◆ **TASK DIRECTIONS**: Without including any pictures, write out all the entries exactly.
>> Start DATA SHOWN
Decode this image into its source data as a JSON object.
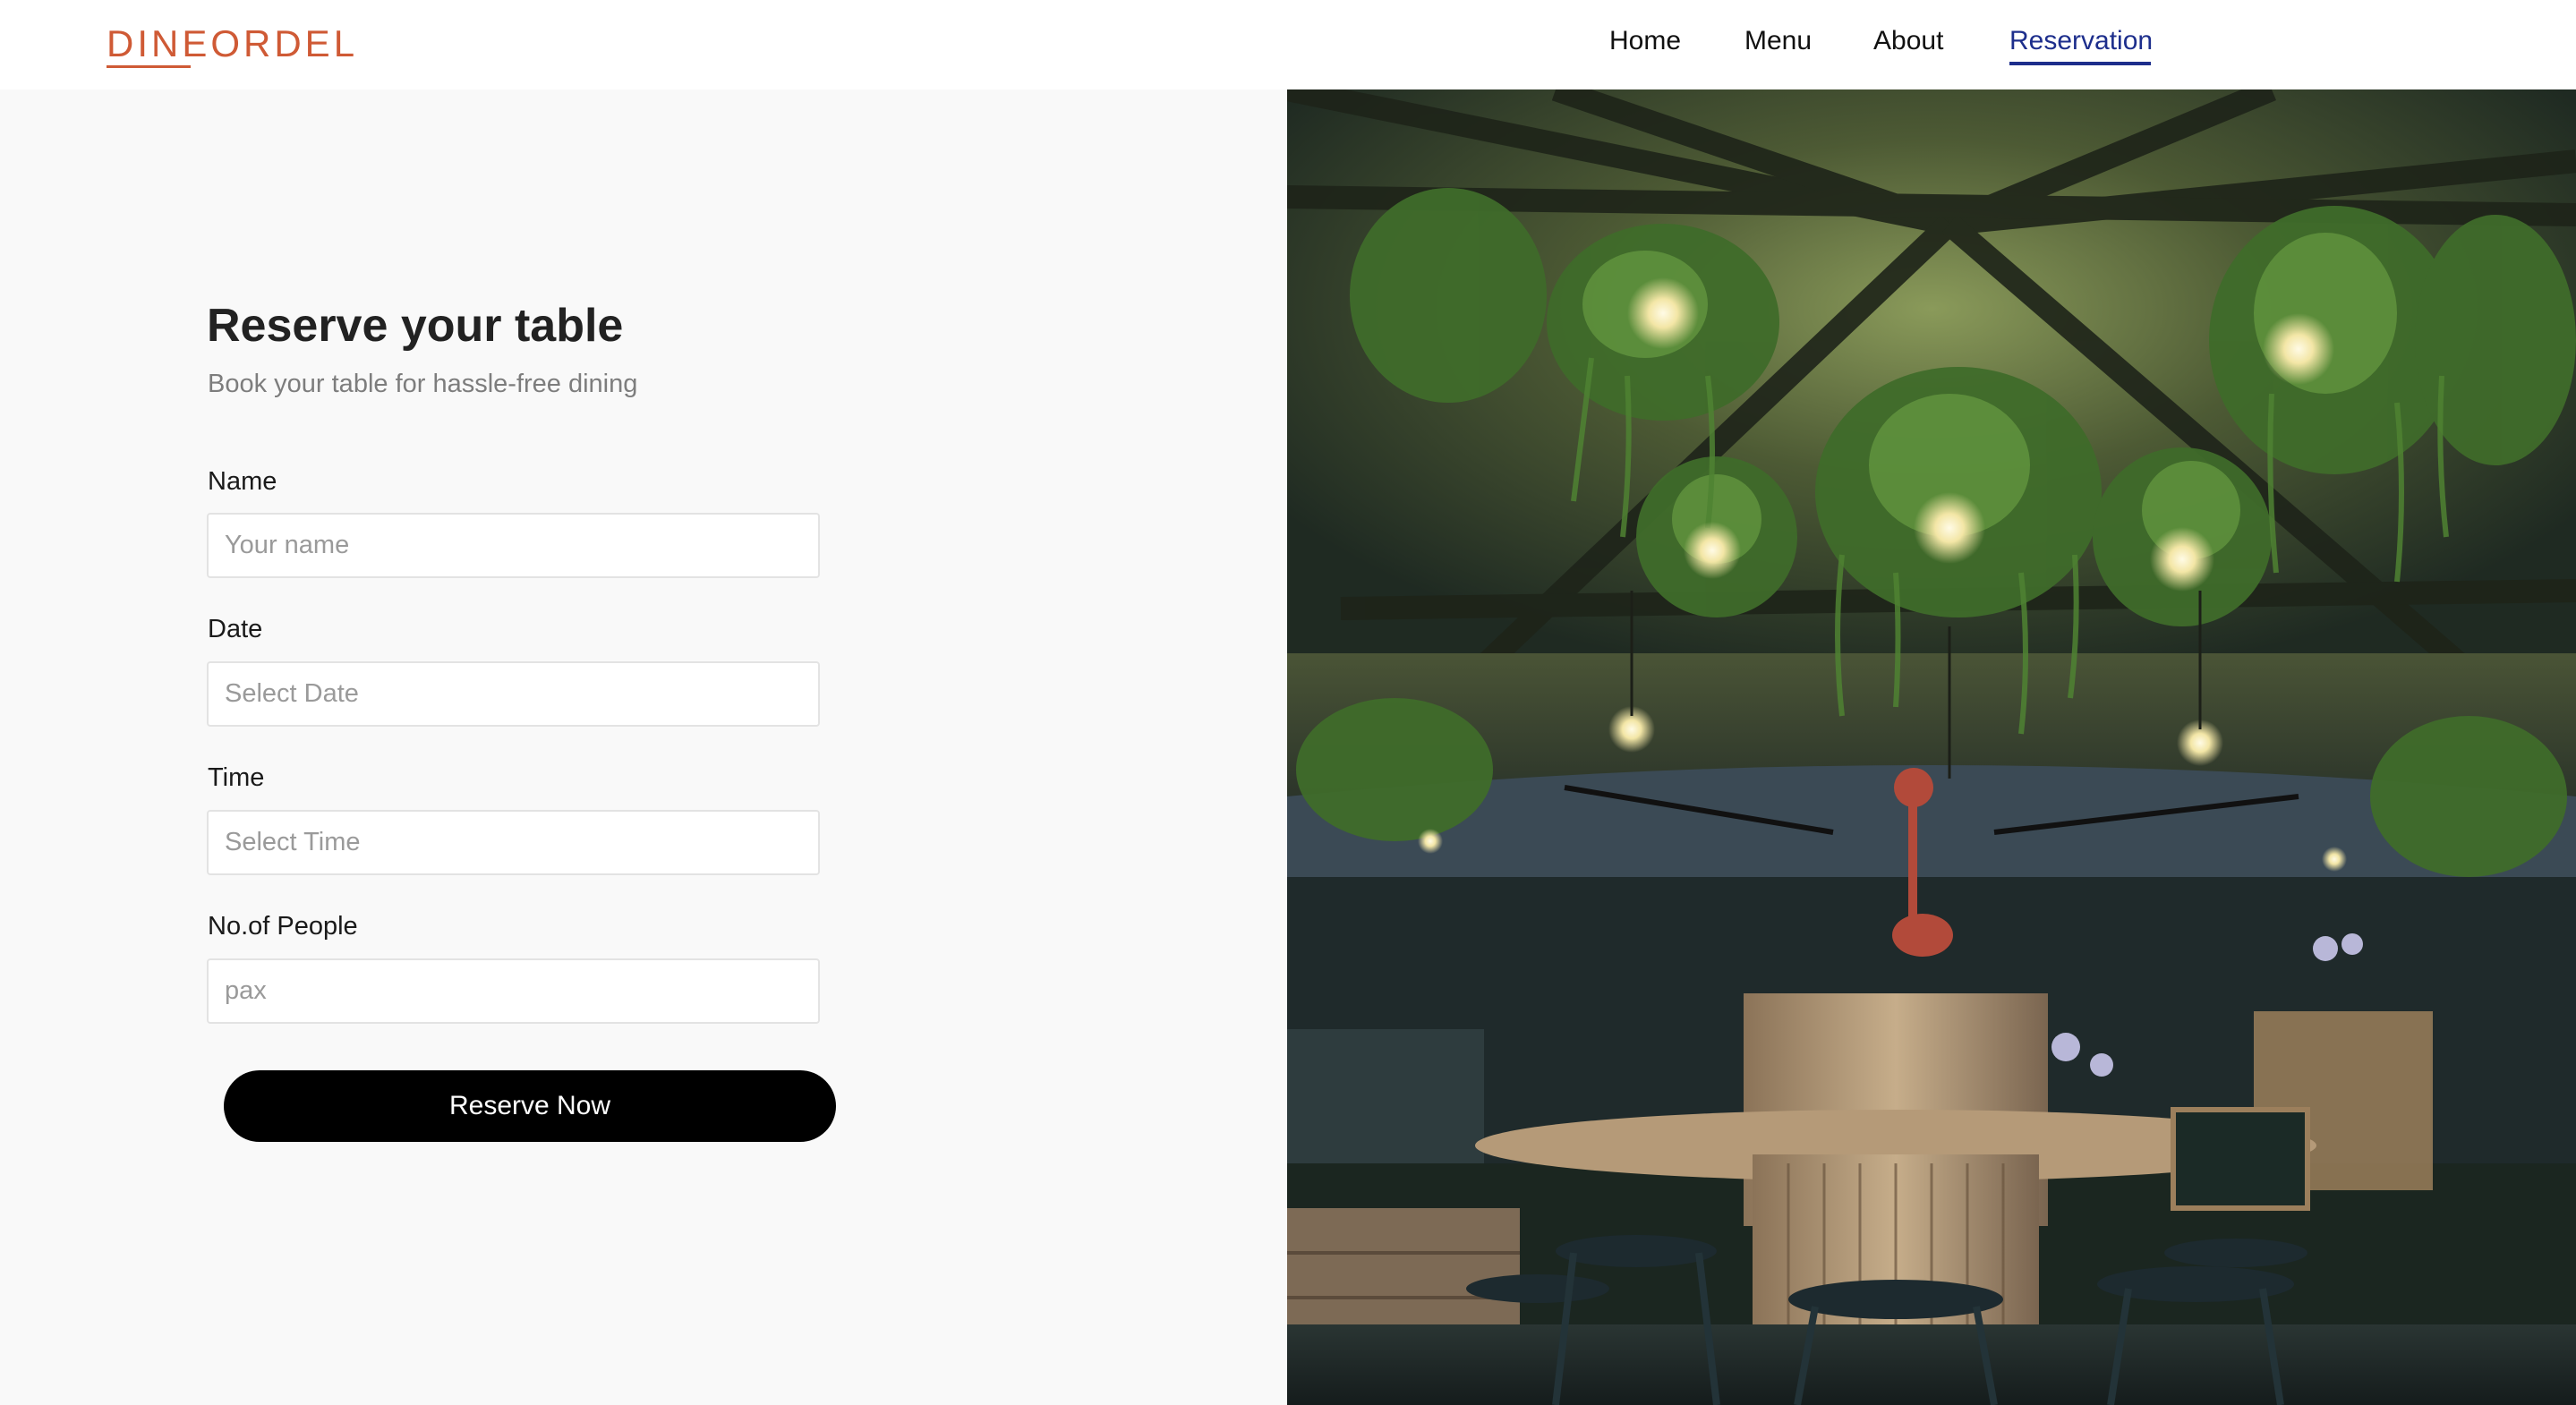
{
  "header": {
    "logo": "DINEORDEL",
    "nav": {
      "home": "Home",
      "menu": "Menu",
      "about": "About",
      "reservation": "Reservation",
      "active": "Reservation"
    }
  },
  "form": {
    "title": "Reserve your table",
    "subtitle": "Book your table for hassle-free dining",
    "name": {
      "label": "Name",
      "placeholder": "Your name",
      "value": ""
    },
    "date": {
      "label": "Date",
      "placeholder": "Select Date",
      "value": ""
    },
    "time": {
      "label": "Time",
      "placeholder": "Select Time",
      "value": ""
    },
    "people": {
      "label": "No.of People",
      "placeholder": "pax",
      "value": ""
    },
    "submit_label": "Reserve Now"
  },
  "colors": {
    "brand": "#cf5a35",
    "nav_active": "#1d2e8c",
    "button": "#000000",
    "page_bg": "#f9f9f9"
  }
}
>> End DATA SHOWN
◆ **ANSWER FOR THIS EXERCISE**:
Decode this image into its source data as a JSON object.
{
  "header": {
    "logo": "DINEORDEL",
    "nav": {
      "home": "Home",
      "menu": "Menu",
      "about": "About",
      "reservation": "Reservation",
      "active": "Reservation"
    }
  },
  "form": {
    "title": "Reserve your table",
    "subtitle": "Book your table for hassle-free dining",
    "name": {
      "label": "Name",
      "placeholder": "Your name",
      "value": ""
    },
    "date": {
      "label": "Date",
      "placeholder": "Select Date",
      "value": ""
    },
    "time": {
      "label": "Time",
      "placeholder": "Select Time",
      "value": ""
    },
    "people": {
      "label": "No.of People",
      "placeholder": "pax",
      "value": ""
    },
    "submit_label": "Reserve Now"
  },
  "colors": {
    "brand": "#cf5a35",
    "nav_active": "#1d2e8c",
    "button": "#000000",
    "page_bg": "#f9f9f9"
  }
}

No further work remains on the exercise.